_OBJECTIVE_
Output all of the entries exactly as written.

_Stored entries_
—————
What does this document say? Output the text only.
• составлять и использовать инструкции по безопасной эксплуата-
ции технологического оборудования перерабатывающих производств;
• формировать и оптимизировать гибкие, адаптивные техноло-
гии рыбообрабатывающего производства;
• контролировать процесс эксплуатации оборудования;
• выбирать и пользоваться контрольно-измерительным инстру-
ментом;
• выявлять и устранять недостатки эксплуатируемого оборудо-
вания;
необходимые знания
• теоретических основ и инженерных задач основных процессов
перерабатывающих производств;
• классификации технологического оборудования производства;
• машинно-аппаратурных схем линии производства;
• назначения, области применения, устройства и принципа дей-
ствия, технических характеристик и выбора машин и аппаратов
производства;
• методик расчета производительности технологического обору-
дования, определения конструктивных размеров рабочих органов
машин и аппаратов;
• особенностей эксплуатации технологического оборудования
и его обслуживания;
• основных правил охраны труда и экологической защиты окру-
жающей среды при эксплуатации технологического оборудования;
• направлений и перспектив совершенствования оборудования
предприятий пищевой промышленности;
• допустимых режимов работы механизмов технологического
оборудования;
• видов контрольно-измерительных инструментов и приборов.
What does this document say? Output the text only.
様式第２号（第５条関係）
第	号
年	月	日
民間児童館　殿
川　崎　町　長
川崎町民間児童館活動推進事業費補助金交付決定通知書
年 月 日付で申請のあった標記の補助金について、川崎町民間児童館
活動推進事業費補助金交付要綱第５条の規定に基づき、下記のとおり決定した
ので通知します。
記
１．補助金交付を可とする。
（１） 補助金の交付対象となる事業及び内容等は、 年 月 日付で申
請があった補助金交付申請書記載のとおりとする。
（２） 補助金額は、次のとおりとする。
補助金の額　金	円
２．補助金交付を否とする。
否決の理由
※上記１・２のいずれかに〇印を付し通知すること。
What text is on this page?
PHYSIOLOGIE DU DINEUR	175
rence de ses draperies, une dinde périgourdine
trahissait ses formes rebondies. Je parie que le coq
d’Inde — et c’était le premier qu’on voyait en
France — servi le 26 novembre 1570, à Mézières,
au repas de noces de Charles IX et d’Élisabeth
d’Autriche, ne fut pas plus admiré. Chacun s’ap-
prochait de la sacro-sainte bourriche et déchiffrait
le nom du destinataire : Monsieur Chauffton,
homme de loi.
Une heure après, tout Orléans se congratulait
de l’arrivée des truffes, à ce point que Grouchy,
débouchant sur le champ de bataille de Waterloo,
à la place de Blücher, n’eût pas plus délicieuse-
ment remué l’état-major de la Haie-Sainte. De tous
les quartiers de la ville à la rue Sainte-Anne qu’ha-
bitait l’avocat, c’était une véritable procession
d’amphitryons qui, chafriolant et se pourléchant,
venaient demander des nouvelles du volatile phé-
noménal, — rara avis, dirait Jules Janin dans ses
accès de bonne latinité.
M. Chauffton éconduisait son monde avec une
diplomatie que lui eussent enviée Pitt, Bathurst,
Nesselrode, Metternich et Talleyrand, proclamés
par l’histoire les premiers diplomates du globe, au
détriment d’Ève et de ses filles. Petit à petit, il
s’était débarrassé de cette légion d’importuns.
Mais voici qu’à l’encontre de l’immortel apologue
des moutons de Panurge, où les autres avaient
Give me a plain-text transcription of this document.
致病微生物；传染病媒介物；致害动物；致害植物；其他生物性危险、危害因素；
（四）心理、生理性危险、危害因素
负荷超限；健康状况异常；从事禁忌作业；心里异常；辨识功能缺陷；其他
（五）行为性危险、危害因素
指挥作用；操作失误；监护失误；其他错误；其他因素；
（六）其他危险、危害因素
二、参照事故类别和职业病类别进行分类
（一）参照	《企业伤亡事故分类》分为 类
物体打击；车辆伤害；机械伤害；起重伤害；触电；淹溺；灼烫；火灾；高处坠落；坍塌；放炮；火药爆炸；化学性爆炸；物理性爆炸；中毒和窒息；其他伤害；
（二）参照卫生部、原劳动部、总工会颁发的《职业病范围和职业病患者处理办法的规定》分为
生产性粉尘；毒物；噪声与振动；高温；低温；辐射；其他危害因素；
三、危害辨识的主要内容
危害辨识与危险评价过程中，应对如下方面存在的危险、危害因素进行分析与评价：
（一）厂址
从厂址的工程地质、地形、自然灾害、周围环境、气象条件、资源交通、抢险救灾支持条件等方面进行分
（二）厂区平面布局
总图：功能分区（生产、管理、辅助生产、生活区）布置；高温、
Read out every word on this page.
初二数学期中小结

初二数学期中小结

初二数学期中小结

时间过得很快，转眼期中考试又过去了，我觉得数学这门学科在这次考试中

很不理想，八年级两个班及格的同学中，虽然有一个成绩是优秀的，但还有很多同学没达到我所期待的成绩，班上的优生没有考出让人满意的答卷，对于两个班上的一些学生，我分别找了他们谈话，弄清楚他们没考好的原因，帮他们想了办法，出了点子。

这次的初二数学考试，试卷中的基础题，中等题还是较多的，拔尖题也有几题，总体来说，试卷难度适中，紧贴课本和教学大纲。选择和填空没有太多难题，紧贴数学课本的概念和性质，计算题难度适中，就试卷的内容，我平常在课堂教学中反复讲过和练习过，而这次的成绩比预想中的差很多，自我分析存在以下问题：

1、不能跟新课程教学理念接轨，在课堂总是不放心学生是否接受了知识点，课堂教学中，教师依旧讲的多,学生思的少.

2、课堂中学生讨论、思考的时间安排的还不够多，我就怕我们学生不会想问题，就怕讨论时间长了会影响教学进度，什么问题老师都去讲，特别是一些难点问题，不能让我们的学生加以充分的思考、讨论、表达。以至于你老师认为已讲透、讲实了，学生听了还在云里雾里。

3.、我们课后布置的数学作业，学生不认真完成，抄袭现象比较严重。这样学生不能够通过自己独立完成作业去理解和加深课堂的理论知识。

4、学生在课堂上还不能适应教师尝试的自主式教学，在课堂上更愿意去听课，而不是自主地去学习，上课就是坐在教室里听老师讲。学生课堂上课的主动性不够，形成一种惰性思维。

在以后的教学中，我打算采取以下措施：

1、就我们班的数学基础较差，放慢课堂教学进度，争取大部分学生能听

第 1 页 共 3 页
—————
_TASK ANSWER_
What does this document say? Output the text only.
• составлять и использовать инструкции по безопасной эксплуата-
ции технологического оборудования перерабатывающих производств;
• формировать и оптимизировать гибкие, адаптивные техноло-
гии рыбообрабатывающего производства;
• контролировать процесс эксплуатации оборудования;
• выбирать и пользоваться контрольно-измерительным инстру-
ментом;
• выявлять и устранять недостатки эксплуатируемого оборудо-
вания;
необходимые знания
• теоретических основ и инженерных задач основных процессов
перерабатывающих производств;
• классификации технологического оборудования производства;
• машинно-аппаратурных схем линии производства;
• назначения, области применения, устройства и принципа дей-
ствия, технических характеристик и выбора машин и аппаратов
производства;
• методик расчета производительности технологического обору-
дования, определения конструктивных размеров рабочих органов
машин и аппаратов;
• особенностей эксплуатации технологического оборудования
и его обслуживания;
• основных правил охраны труда и экологической защиты окру-
жающей среды при эксплуатации технологического оборудования;
• направлений и перспектив совершенствования оборудования
предприятий пищевой промышленности;
• допустимых режимов работы механизмов технологического
оборудования;
• видов контрольно-измерительных инструментов и приборов.
What does this document say? Output the text only.
様式第２号（第５条関係）
第	号
年	月	日
民間児童館　殿
川　崎　町　長
川崎町民間児童館活動推進事業費補助金交付決定通知書
年 月 日付で申請のあった標記の補助金について、川崎町民間児童館
活動推進事業費補助金交付要綱第５条の規定に基づき、下記のとおり決定した
ので通知します。
記
１．補助金交付を可とする。
（１） 補助金の交付対象となる事業及び内容等は、 年 月 日付で申
請があった補助金交付申請書記載のとおりとする。
（２） 補助金額は、次のとおりとする。
補助金の額　金	円
２．補助金交付を否とする。
否決の理由
※上記１・２のいずれかに〇印を付し通知すること。
What text is on this page?
PHYSIOLOGIE DU DINEUR	175
rence de ses draperies, une dinde périgourdine
trahissait ses formes rebondies. Je parie que le coq
d’Inde — et c’était le premier qu’on voyait en
France — servi le 26 novembre 1570, à Mézières,
au repas de noces de Charles IX et d’Élisabeth
d’Autriche, ne fut pas plus admiré. Chacun s’ap-
prochait de la sacro-sainte bourriche et déchiffrait
le nom du destinataire : Monsieur Chauffton,
homme de loi.
Une heure après, tout Orléans se congratulait
de l’arrivée des truffes, à ce point que Grouchy,
débouchant sur le champ de bataille de Waterloo,
à la place de Blücher, n’eût pas plus délicieuse-
ment remué l’état-major de la Haie-Sainte. De tous
les quartiers de la ville à la rue Sainte-Anne qu’ha-
bitait l’avocat, c’était une véritable procession
d’amphitryons qui, chafriolant et se pourléchant,
venaient demander des nouvelles du volatile phé-
noménal, — rara avis, dirait Jules Janin dans ses
accès de bonne latinité.
M. Chauffton éconduisait son monde avec une
diplomatie que lui eussent enviée Pitt, Bathurst,
Nesselrode, Metternich et Talleyrand, proclamés
par l’histoire les premiers diplomates du globe, au
détriment d’Ève et de ses filles. Petit à petit, il
s’était débarrassé de cette légion d’importuns.
Mais voici qu’à l’encontre de l’immortel apologue
des moutons de Panurge, où les autres avaient
Give me a plain-text transcription of this document.
致病微生物；传染病媒介物；致害动物；致害植物；其他生物性危险、危害因素；
（四）心理、生理性危险、危害因素
负荷超限；健康状况异常；从事禁忌作业；心里异常；辨识功能缺陷；其他
（五）行为性危险、危害因素
指挥作用；操作失误；监护失误；其他错误；其他因素；
（六）其他危险、危害因素
二、参照事故类别和职业病类别进行分类
（一）参照	《企业伤亡事故分类》分为 类
物体打击；车辆伤害；机械伤害；起重伤害；触电；淹溺；灼烫；火灾；高处坠落；坍塌；放炮；火药爆炸；化学性爆炸；物理性爆炸；中毒和窒息；其他伤害；
（二）参照卫生部、原劳动部、总工会颁发的《职业病范围和职业病患者处理办法的规定》分为
生产性粉尘；毒物；噪声与振动；高温；低温；辐射；其他危害因素；
三、危害辨识的主要内容
危害辨识与危险评价过程中，应对如下方面存在的危险、危害因素进行分析与评价：
（一）厂址
从厂址的工程地质、地形、自然灾害、周围环境、气象条件、资源交通、抢险救灾支持条件等方面进行分
（二）厂区平面布局
总图：功能分区（生产、管理、辅助生产、生活区）布置；高温、
Read out every word on this page.
初二数学期中小结

初二数学期中小结

初二数学期中小结

时间过得很快，转眼期中考试又过去了，我觉得数学这门学科在这次考试中

很不理想，八年级两个班及格的同学中，虽然有一个成绩是优秀的，但还有很多同学没达到我所期待的成绩，班上的优生没有考出让人满意的答卷，对于两个班上的一些学生，我分别找了他们谈话，弄清楚他们没考好的原因，帮他们想了办法，出了点子。

这次的初二数学考试，试卷中的基础题，中等题还是较多的，拔尖题也有几题，总体来说，试卷难度适中，紧贴课本和教学大纲。选择和填空没有太多难题，紧贴数学课本的概念和性质，计算题难度适中，就试卷的内容，我平常在课堂教学中反复讲过和练习过，而这次的成绩比预想中的差很多，自我分析存在以下问题：

1、不能跟新课程教学理念接轨，在课堂总是不放心学生是否接受了知识点，课堂教学中，教师依旧讲的多,学生思的少.

2、课堂中学生讨论、思考的时间安排的还不够多，我就怕我们学生不会想问题，就怕讨论时间长了会影响教学进度，什么问题老师都去讲，特别是一些难点问题，不能让我们的学生加以充分的思考、讨论、表达。以至于你老师认为已讲透、讲实了，学生听了还在云里雾里。

3.、我们课后布置的数学作业，学生不认真完成，抄袭现象比较严重。这样学生不能够通过自己独立完成作业去理解和加深课堂的理论知识。

4、学生在课堂上还不能适应教师尝试的自主式教学，在课堂上更愿意去听课，而不是自主地去学习，上课就是坐在教室里听老师讲。学生课堂上课的主动性不够，形成一种惰性思维。

在以后的教学中，我打算采取以下措施：

1、就我们班的数学基础较差，放慢课堂教学进度，争取大部分学生能听

第 1 页 共 3 页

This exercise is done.